Given instruction »
Filter the entries, keeping every line with the word "this".
..............................
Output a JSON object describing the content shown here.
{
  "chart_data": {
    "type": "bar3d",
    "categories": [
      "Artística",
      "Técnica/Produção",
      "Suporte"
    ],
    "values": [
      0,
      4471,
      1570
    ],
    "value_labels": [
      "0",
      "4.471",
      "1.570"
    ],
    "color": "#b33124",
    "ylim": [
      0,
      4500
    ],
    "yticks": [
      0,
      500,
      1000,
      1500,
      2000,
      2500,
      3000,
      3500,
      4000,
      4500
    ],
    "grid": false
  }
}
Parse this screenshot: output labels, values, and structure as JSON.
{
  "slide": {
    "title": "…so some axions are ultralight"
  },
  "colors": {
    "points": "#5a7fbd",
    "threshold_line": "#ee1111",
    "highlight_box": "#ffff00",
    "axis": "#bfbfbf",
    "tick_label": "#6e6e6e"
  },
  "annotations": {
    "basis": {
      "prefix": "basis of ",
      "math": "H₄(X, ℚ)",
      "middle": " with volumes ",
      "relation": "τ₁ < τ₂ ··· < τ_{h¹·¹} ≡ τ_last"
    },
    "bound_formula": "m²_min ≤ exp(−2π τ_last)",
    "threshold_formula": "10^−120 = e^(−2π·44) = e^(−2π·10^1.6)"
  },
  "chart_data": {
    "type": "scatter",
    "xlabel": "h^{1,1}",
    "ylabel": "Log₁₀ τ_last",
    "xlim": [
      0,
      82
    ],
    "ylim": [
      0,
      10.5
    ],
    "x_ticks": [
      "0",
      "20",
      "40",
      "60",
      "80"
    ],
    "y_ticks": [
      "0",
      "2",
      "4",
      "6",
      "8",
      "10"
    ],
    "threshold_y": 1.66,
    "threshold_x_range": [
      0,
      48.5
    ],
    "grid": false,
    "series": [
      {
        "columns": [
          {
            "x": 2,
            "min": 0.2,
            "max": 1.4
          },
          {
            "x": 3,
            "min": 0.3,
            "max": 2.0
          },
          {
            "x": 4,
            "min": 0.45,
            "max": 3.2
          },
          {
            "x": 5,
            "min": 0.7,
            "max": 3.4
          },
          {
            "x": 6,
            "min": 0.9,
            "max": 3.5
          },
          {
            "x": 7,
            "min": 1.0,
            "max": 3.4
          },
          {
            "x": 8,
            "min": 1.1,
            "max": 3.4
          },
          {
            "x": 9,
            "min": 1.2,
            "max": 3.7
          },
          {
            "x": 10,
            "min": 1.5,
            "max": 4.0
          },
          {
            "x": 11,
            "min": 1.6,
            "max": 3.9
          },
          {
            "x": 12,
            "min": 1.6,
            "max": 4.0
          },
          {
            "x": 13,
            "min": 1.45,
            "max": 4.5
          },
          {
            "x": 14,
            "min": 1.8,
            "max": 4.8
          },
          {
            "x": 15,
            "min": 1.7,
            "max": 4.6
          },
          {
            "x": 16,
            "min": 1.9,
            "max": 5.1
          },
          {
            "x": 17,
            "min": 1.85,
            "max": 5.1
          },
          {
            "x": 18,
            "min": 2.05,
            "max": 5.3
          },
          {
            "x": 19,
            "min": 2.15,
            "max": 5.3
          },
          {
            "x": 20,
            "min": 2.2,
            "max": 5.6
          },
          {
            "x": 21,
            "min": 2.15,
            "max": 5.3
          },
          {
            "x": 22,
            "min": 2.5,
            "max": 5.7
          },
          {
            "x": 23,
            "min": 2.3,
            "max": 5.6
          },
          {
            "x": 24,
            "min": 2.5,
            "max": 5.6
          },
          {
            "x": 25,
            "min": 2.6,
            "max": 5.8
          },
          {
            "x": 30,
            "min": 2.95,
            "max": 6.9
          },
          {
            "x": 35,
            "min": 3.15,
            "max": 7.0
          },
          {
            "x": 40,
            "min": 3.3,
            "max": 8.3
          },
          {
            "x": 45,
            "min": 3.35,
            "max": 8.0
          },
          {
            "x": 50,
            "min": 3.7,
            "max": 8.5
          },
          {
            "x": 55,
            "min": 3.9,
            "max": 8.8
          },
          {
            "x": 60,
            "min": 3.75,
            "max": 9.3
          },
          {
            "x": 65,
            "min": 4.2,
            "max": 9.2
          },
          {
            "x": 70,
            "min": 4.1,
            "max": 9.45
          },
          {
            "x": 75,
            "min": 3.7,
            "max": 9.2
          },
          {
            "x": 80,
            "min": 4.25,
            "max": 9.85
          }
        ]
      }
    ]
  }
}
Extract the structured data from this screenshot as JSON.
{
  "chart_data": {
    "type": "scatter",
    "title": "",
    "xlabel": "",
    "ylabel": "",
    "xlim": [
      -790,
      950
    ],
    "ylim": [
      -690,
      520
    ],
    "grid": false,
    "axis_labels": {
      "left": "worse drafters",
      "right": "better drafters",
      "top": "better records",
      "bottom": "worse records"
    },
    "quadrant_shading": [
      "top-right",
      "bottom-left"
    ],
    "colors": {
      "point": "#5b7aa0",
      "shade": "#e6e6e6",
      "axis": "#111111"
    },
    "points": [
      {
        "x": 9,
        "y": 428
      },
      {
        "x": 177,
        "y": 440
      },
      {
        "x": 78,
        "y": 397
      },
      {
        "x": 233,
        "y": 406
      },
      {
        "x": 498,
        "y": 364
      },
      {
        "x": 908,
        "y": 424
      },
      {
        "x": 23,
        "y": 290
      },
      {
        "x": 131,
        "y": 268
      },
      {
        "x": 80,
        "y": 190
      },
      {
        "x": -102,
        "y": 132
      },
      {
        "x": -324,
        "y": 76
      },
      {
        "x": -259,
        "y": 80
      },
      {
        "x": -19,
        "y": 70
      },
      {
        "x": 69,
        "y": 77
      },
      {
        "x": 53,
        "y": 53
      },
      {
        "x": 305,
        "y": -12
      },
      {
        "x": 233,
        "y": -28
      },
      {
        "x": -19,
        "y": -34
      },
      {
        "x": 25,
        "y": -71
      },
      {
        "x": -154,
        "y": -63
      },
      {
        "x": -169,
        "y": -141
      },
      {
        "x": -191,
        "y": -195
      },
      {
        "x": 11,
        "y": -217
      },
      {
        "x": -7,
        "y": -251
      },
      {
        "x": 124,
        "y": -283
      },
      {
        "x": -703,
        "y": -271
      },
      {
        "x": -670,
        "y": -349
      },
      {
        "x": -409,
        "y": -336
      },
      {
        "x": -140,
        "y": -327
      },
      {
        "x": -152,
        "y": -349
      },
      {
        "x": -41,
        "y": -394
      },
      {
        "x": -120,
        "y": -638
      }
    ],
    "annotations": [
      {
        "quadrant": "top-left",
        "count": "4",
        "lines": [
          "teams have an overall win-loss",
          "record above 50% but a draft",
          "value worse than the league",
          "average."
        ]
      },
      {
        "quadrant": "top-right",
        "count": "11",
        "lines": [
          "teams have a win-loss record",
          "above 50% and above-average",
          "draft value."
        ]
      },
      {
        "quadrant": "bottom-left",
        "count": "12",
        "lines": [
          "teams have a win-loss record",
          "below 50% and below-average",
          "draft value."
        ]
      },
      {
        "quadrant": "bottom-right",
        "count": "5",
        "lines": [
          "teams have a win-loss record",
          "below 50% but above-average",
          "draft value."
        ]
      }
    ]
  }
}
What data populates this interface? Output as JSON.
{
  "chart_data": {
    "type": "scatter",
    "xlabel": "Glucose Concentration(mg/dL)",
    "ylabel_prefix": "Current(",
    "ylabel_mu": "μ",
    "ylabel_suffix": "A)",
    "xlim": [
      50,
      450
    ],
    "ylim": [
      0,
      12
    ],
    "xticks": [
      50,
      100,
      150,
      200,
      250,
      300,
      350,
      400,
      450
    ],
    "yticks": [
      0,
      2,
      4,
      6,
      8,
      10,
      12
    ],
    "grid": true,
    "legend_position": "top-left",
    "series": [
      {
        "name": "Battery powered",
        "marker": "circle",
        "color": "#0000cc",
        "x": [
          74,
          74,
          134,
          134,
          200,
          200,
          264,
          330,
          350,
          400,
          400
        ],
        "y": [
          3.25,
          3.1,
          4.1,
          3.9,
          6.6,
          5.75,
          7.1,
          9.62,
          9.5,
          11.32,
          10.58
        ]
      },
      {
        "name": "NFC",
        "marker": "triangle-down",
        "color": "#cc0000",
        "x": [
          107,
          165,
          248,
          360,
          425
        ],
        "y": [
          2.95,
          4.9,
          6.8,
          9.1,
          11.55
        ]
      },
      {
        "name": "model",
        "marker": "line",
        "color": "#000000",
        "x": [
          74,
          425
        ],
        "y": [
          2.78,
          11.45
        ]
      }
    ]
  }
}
..............................
Result of the task »
Parse this screenshot: output labels, values, and structure as JSON.
Extract the structured data from this screenshot as JSON.
What data populates this interface? Output as JSON.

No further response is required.